EXERCISE AIM: Within the material below, find each line bearing the word "rgba" and present it.

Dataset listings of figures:
+++

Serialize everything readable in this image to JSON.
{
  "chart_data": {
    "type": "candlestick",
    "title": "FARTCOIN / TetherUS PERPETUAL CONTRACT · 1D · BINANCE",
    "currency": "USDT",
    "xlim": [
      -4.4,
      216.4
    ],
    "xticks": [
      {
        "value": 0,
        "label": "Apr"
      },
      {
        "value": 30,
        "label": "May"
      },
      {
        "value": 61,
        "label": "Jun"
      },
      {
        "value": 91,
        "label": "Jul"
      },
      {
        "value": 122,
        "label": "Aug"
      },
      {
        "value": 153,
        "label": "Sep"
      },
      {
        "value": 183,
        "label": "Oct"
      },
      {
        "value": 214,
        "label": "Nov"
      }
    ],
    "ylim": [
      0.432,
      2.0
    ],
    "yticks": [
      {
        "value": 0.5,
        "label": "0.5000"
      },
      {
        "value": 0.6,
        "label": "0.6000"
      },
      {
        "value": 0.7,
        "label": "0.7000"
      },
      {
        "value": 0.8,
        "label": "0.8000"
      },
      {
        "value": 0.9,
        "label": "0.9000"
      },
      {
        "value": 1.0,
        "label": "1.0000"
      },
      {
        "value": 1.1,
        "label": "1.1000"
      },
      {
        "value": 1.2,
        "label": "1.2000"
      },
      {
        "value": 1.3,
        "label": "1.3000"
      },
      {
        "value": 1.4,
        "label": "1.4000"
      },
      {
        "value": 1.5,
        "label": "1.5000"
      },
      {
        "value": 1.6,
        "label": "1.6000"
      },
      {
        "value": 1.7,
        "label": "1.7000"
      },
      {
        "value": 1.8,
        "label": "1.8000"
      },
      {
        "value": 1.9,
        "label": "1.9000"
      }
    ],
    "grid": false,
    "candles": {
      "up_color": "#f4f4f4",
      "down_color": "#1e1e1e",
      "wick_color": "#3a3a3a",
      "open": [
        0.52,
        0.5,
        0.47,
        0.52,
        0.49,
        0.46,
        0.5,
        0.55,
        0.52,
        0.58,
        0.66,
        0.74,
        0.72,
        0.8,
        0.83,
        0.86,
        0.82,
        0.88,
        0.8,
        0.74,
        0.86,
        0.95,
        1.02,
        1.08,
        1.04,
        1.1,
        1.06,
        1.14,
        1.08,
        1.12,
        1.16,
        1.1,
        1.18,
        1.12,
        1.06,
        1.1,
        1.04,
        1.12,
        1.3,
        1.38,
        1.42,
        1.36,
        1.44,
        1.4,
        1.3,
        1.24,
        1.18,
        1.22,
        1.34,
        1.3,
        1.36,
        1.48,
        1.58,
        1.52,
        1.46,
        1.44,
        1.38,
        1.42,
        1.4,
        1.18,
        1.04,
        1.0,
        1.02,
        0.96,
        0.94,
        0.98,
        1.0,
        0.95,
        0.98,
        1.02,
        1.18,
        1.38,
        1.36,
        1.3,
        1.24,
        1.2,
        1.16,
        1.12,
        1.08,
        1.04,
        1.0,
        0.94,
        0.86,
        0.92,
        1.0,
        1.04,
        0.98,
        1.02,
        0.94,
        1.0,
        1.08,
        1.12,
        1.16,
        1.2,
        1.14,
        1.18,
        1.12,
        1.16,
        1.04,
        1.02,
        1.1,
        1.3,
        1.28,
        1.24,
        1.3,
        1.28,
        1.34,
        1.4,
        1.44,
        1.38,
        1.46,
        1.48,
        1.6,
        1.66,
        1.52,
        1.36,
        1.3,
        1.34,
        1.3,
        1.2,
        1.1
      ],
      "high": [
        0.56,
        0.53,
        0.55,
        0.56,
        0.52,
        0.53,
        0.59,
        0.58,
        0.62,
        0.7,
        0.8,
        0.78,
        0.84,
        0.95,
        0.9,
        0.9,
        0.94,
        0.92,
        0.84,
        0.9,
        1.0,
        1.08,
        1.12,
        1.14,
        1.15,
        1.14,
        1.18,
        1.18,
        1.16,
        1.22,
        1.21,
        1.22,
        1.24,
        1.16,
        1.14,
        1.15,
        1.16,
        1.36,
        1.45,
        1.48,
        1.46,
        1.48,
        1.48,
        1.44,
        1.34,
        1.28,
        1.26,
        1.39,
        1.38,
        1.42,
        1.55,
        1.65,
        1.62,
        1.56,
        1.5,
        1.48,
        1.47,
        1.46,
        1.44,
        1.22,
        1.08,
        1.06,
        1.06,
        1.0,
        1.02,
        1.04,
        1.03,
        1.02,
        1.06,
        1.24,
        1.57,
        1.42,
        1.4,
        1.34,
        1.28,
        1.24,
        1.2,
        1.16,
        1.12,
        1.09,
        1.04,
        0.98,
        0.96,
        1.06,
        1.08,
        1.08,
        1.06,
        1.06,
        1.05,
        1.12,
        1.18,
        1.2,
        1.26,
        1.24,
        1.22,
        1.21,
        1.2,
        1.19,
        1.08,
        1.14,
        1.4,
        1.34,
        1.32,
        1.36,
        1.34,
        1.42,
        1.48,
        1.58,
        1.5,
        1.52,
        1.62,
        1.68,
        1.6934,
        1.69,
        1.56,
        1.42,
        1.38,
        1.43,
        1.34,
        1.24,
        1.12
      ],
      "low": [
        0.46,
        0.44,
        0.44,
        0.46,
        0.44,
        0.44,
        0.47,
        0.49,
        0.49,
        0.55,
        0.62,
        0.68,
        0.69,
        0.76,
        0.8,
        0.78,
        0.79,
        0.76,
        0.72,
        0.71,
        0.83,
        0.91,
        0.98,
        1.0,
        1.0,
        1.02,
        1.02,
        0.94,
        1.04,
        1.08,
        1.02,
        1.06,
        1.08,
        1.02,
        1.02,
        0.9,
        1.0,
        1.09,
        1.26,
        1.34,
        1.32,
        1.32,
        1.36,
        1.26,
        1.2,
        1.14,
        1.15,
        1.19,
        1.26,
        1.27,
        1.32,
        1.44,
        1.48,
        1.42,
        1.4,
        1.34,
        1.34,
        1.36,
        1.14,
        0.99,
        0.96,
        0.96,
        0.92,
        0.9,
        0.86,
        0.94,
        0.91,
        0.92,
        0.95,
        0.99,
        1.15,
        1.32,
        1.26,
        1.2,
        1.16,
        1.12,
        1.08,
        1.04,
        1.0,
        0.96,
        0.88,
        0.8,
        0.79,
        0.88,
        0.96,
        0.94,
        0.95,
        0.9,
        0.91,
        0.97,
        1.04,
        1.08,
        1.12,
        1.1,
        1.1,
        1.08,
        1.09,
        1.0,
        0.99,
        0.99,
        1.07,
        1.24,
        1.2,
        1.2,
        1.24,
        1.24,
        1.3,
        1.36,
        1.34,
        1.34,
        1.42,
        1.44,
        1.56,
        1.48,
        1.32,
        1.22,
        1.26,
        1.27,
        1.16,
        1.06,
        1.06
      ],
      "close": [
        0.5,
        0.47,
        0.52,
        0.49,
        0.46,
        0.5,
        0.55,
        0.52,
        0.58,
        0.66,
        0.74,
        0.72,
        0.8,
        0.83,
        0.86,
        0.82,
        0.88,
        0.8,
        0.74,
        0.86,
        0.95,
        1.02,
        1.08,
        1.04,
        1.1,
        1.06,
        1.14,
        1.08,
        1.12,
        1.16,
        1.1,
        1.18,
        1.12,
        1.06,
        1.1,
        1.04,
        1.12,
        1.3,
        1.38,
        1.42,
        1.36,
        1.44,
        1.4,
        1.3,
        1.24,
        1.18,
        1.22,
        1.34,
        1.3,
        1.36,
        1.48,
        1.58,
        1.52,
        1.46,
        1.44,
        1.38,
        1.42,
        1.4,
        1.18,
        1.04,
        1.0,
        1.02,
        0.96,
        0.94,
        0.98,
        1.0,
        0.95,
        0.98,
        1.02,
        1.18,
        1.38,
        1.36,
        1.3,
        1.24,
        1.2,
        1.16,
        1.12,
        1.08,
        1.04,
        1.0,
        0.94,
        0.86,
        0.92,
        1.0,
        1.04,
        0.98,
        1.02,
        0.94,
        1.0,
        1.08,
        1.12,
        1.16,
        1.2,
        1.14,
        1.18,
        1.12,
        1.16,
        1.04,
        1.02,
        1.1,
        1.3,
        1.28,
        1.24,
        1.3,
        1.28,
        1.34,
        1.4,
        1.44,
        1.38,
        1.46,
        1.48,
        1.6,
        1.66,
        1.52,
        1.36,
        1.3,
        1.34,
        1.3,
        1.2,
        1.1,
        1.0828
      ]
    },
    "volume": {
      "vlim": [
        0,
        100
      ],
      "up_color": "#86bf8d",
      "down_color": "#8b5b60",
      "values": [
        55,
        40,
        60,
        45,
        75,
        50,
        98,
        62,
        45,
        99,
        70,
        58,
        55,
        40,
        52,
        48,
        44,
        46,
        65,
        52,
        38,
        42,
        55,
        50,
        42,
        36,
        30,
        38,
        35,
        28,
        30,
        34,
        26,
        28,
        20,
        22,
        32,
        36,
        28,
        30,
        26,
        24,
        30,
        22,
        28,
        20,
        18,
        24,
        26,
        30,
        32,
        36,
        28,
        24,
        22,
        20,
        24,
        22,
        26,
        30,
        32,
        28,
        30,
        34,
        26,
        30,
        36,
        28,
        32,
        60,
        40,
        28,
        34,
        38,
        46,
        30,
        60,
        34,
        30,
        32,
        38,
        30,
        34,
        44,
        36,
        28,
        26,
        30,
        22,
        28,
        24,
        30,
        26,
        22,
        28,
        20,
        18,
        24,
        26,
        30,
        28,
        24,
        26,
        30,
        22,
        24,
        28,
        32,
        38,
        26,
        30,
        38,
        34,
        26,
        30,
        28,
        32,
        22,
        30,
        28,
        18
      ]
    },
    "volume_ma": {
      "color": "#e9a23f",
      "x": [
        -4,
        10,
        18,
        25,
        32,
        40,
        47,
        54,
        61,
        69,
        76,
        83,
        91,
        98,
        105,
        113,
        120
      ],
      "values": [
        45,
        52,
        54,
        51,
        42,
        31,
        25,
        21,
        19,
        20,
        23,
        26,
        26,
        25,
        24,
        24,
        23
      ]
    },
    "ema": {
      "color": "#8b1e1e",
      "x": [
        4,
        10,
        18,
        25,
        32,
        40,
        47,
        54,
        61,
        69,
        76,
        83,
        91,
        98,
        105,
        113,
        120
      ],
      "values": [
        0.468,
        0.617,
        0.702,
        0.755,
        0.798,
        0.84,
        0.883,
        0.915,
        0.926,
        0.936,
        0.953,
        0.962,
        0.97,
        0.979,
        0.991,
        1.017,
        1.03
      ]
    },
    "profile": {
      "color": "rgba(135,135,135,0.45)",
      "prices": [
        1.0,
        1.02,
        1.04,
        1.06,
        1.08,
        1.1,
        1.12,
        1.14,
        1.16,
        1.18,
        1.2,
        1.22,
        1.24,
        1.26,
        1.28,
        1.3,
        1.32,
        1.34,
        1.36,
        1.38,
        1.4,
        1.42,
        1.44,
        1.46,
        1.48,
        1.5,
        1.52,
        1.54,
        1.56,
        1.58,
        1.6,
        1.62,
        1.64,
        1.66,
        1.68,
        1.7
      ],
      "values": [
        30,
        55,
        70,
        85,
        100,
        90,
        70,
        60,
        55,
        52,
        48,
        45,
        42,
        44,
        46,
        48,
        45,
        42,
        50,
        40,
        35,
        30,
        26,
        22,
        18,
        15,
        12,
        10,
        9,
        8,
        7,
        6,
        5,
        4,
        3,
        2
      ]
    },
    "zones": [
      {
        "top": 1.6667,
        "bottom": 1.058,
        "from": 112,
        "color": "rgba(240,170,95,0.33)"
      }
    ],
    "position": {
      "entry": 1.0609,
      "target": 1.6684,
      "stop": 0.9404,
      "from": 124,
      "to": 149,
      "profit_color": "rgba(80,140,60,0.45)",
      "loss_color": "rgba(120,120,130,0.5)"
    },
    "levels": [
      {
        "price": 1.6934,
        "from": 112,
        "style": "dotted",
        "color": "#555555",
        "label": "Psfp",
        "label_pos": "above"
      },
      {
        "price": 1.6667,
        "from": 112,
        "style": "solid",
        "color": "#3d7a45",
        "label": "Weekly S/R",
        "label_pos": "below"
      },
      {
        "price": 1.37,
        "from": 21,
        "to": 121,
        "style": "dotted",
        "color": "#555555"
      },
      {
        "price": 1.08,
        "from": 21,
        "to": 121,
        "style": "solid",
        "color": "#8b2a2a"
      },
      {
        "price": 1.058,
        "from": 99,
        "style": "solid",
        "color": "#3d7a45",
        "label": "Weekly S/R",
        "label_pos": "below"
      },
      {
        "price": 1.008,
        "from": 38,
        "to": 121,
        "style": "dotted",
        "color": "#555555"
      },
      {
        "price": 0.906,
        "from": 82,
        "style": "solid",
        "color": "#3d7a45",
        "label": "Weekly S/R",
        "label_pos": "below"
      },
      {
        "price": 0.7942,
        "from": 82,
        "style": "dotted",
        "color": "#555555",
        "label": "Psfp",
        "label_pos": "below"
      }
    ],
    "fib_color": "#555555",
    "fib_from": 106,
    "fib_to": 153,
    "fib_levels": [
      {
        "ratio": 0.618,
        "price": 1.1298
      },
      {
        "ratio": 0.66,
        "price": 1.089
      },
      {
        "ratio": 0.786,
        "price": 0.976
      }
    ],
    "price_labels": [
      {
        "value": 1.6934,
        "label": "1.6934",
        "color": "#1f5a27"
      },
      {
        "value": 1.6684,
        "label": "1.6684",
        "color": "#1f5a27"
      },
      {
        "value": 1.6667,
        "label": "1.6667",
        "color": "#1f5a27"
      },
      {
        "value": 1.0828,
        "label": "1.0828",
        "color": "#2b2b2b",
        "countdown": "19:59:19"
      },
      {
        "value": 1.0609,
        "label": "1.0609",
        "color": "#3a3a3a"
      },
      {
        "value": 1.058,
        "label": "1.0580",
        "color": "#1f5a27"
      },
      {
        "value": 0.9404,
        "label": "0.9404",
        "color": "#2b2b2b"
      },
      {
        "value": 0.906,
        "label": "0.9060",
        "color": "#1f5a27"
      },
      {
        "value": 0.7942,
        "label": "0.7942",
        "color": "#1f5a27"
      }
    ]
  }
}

+++

ANSWER IN FULL:
      "color": "rgba(135,135,135,0.45)",
        "color": "rgba(240,170,95,0.33)"
      "profit_color": "rgba(80,140,60,0.45)",
      "loss_color": "rgba(120,120,130,0.5)"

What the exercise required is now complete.